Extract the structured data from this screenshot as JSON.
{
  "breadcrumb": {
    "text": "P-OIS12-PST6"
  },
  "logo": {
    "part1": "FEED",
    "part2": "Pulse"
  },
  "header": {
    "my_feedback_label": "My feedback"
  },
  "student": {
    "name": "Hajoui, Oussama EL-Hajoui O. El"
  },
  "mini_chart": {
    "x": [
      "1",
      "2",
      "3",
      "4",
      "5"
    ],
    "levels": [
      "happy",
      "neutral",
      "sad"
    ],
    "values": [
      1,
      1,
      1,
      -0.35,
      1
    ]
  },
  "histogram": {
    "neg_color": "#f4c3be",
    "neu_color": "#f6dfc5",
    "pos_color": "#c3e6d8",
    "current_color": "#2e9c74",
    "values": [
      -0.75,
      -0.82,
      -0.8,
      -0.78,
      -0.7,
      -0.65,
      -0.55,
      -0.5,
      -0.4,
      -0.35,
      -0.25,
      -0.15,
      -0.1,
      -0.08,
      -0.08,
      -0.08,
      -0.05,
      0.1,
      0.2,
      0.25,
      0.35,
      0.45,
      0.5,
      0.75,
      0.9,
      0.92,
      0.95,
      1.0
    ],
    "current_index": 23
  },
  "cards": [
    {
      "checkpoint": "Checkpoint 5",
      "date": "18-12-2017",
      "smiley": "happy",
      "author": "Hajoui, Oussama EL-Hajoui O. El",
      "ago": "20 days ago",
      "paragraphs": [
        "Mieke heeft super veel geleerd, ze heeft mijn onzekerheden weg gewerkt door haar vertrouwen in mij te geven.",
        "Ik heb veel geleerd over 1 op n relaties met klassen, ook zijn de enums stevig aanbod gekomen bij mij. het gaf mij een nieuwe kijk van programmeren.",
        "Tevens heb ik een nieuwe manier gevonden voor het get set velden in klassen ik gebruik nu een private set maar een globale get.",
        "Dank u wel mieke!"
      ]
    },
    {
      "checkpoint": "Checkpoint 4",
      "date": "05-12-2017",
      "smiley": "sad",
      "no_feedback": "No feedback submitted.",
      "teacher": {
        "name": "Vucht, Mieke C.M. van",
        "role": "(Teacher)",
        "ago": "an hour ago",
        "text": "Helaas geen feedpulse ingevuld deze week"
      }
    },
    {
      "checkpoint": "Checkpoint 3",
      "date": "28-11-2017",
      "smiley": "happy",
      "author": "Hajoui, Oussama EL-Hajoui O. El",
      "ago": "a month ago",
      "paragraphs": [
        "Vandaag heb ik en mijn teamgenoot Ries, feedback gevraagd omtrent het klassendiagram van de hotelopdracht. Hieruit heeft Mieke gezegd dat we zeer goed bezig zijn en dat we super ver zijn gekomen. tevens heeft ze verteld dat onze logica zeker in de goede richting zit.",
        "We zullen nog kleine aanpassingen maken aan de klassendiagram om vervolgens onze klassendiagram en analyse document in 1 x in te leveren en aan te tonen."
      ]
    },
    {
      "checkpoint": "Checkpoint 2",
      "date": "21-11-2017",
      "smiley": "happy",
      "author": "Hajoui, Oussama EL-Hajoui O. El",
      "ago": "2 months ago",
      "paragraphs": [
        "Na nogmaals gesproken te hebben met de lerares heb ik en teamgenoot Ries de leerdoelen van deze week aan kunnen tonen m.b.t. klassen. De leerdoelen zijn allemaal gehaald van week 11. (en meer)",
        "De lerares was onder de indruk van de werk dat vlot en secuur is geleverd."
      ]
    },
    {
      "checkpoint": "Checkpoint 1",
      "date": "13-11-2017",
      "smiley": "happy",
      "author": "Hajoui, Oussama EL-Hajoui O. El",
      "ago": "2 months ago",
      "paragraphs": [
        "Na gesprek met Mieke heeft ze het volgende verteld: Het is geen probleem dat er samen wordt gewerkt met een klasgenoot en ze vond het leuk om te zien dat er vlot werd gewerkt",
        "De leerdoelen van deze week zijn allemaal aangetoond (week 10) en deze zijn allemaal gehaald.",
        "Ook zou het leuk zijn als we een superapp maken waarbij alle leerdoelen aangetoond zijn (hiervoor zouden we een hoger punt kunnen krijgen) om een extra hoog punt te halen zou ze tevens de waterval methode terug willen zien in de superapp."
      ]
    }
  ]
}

○ ○ ○ ○ ○

**Your task**
Restate the whole listing exactly, leaving out nothing.

**Task result**
Extract the structured data from this screenshot as JSON.
{
  "breadcrumb": {
    "text": "P-OIS12-PST6"
  },
  "logo": {
    "part1": "FEED",
    "part2": "Pulse"
  },
  "header": {
    "my_feedback_label": "My feedback"
  },
  "student": {
    "name": "Hajoui, Oussama EL-Hajoui O. El"
  },
  "mini_chart": {
    "x": [
      "1",
      "2",
      "3",
      "4",
      "5"
    ],
    "levels": [
      "happy",
      "neutral",
      "sad"
    ],
    "values": [
      1,
      1,
      1,
      -0.35,
      1
    ]
  },
  "histogram": {
    "neg_color": "#f4c3be",
    "neu_color": "#f6dfc5",
    "pos_color": "#c3e6d8",
    "current_color": "#2e9c74",
    "values": [
      -0.75,
      -0.82,
      -0.8,
      -0.78,
      -0.7,
      -0.65,
      -0.55,
      -0.5,
      -0.4,
      -0.35,
      -0.25,
      -0.15,
      -0.1,
      -0.08,
      -0.08,
      -0.08,
      -0.05,
      0.1,
      0.2,
      0.25,
      0.35,
      0.45,
      0.5,
      0.75,
      0.9,
      0.92,
      0.95,
      1.0
    ],
    "current_index": 23
  },
  "cards": [
    {
      "checkpoint": "Checkpoint 5",
      "date": "18-12-2017",
      "smiley": "happy",
      "author": "Hajoui, Oussama EL-Hajoui O. El",
      "ago": "20 days ago",
      "paragraphs": [
        "Mieke heeft super veel geleerd, ze heeft mijn onzekerheden weg gewerkt door haar vertrouwen in mij te geven.",
        "Ik heb veel geleerd over 1 op n relaties met klassen, ook zijn de enums stevig aanbod gekomen bij mij. het gaf mij een nieuwe kijk van programmeren.",
        "Tevens heb ik een nieuwe manier gevonden voor het get set velden in klassen ik gebruik nu een private set maar een globale get.",
        "Dank u wel mieke!"
      ]
    },
    {
      "checkpoint": "Checkpoint 4",
      "date": "05-12-2017",
      "smiley": "sad",
      "no_feedback": "No feedback submitted.",
      "teacher": {
        "name": "Vucht, Mieke C.M. van",
        "role": "(Teacher)",
        "ago": "an hour ago",
        "text": "Helaas geen feedpulse ingevuld deze week"
      }
    },
    {
      "checkpoint": "Checkpoint 3",
      "date": "28-11-2017",
      "smiley": "happy",
      "author": "Hajoui, Oussama EL-Hajoui O. El",
      "ago": "a month ago",
      "paragraphs": [
        "Vandaag heb ik en mijn teamgenoot Ries, feedback gevraagd omtrent het klassendiagram van de hotelopdracht. Hieruit heeft Mieke gezegd dat we zeer goed bezig zijn en dat we super ver zijn gekomen. tevens heeft ze verteld dat onze logica zeker in de goede richting zit.",
        "We zullen nog kleine aanpassingen maken aan de klassendiagram om vervolgens onze klassendiagram en analyse document in 1 x in te leveren en aan te tonen."
      ]
    },
    {
      "checkpoint": "Checkpoint 2",
      "date": "21-11-2017",
      "smiley": "happy",
      "author": "Hajoui, Oussama EL-Hajoui O. El",
      "ago": "2 months ago",
      "paragraphs": [
        "Na nogmaals gesproken te hebben met de lerares heb ik en teamgenoot Ries de leerdoelen van deze week aan kunnen tonen m.b.t. klassen. De leerdoelen zijn allemaal gehaald van week 11. (en meer)",
        "De lerares was onder de indruk van de werk dat vlot en secuur is geleverd."
      ]
    },
    {
      "checkpoint": "Checkpoint 1",
      "date": "13-11-2017",
      "smiley": "happy",
      "author": "Hajoui, Oussama EL-Hajoui O. El",
      "ago": "2 months ago",
      "paragraphs": [
        "Na gesprek met Mieke heeft ze het volgende verteld: Het is geen probleem dat er samen wordt gewerkt met een klasgenoot en ze vond het leuk om te zien dat er vlot werd gewerkt",
        "De leerdoelen van deze week zijn allemaal aangetoond (week 10) en deze zijn allemaal gehaald.",
        "Ook zou het leuk zijn als we een superapp maken waarbij alle leerdoelen aangetoond zijn (hiervoor zouden we een hoger punt kunnen krijgen) om een extra hoog punt te halen zou ze tevens de waterval methode terug willen zien in de superapp."
      ]
    }
  ]
}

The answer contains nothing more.